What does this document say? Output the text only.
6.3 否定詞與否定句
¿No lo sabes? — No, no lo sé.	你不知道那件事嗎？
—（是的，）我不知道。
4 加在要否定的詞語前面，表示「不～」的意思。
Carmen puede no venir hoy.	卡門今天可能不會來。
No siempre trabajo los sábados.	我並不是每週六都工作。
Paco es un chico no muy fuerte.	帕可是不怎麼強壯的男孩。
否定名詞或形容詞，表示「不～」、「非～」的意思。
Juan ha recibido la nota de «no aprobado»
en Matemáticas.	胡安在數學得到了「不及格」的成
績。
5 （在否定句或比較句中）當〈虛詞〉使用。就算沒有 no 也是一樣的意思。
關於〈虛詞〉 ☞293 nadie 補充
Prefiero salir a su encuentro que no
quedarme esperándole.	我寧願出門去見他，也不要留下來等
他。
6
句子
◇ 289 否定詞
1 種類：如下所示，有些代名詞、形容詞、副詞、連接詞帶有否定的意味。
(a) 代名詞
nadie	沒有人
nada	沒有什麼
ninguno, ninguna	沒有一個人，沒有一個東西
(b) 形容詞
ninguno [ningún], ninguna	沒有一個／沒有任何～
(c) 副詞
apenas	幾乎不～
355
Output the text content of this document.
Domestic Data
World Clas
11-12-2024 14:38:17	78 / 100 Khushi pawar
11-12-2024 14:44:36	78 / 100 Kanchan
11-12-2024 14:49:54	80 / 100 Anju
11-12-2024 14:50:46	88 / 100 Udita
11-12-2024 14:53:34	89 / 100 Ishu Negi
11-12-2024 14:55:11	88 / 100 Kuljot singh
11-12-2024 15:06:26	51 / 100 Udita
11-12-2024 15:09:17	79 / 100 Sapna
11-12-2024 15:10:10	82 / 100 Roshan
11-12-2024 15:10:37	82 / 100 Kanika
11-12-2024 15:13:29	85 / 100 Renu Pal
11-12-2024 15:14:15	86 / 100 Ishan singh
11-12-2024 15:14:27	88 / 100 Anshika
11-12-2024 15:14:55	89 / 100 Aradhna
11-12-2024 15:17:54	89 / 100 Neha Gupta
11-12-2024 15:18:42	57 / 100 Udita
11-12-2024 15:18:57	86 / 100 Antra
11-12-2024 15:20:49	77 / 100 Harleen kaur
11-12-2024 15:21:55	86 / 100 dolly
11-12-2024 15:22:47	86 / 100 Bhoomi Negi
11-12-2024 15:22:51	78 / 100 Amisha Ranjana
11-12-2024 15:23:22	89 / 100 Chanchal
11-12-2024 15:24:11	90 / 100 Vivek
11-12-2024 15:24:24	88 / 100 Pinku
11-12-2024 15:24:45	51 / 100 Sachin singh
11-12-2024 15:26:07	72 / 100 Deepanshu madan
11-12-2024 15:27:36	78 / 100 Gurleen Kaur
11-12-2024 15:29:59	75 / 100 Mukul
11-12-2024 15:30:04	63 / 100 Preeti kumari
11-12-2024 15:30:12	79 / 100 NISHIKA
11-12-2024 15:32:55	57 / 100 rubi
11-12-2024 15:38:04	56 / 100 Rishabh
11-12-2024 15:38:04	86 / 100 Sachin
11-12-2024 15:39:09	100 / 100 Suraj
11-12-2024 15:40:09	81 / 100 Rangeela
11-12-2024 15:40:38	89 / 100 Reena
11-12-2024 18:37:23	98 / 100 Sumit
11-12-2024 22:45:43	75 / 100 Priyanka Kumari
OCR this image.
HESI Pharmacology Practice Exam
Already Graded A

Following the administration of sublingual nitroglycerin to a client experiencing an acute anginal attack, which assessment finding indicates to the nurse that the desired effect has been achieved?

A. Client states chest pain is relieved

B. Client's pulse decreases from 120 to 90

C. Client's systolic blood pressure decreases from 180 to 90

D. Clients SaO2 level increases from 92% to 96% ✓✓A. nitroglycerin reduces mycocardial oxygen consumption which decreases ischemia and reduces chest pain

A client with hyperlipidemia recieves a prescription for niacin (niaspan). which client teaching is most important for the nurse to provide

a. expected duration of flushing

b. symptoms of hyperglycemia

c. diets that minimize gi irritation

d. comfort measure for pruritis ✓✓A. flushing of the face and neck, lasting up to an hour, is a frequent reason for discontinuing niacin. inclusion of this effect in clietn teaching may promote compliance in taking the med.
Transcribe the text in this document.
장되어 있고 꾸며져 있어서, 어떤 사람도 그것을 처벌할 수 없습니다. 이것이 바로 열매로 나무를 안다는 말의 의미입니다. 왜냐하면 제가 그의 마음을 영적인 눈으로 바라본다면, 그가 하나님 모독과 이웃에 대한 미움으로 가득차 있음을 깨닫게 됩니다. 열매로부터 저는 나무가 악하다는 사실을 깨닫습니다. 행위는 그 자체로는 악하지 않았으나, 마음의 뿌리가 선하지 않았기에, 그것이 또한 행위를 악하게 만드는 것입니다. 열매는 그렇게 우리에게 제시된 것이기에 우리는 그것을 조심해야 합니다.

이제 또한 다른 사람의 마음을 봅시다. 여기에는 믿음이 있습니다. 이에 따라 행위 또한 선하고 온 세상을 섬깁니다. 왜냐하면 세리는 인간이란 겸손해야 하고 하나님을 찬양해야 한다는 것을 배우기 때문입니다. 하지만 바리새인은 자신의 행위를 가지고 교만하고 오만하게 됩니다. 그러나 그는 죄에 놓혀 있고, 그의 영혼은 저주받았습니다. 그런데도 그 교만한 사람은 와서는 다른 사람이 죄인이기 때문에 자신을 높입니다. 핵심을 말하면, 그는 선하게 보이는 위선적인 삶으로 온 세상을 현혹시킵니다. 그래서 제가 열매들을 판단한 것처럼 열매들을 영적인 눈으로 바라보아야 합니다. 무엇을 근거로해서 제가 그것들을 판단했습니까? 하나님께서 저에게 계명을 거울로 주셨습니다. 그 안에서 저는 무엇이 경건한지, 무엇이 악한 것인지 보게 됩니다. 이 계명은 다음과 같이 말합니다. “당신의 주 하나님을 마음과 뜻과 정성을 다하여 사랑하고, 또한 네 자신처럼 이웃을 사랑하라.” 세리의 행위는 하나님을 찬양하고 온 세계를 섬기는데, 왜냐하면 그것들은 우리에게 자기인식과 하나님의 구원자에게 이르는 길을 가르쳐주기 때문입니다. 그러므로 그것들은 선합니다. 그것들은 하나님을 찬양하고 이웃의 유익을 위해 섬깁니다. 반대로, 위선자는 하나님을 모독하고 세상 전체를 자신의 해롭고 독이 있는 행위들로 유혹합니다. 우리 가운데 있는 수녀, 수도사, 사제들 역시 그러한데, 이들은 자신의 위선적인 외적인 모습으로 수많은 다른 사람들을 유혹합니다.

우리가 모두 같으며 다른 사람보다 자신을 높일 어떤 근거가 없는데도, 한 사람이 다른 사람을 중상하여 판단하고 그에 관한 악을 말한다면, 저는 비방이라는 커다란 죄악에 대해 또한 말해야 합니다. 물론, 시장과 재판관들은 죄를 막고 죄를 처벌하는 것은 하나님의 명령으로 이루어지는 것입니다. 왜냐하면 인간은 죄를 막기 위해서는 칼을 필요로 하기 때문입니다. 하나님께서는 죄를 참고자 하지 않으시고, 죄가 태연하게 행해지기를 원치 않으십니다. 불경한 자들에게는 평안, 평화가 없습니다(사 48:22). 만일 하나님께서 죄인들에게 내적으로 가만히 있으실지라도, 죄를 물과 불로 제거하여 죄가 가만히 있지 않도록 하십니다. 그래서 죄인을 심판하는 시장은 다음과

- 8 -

# Directive
Gather each line from the listing above that holds "nitroglycerin".

# Task output
Following the administration of sublingual nitroglycerin to a client experiencing an acute anginal attack, which assessment finding indicates to the nurse that the desired effect has been achieved?
D. Clients SaO2 level increases from 92% to 96% ✓✓A. nitroglycerin reduces mycocardial oxygen consumption which decreases ischemia and reduces chest pain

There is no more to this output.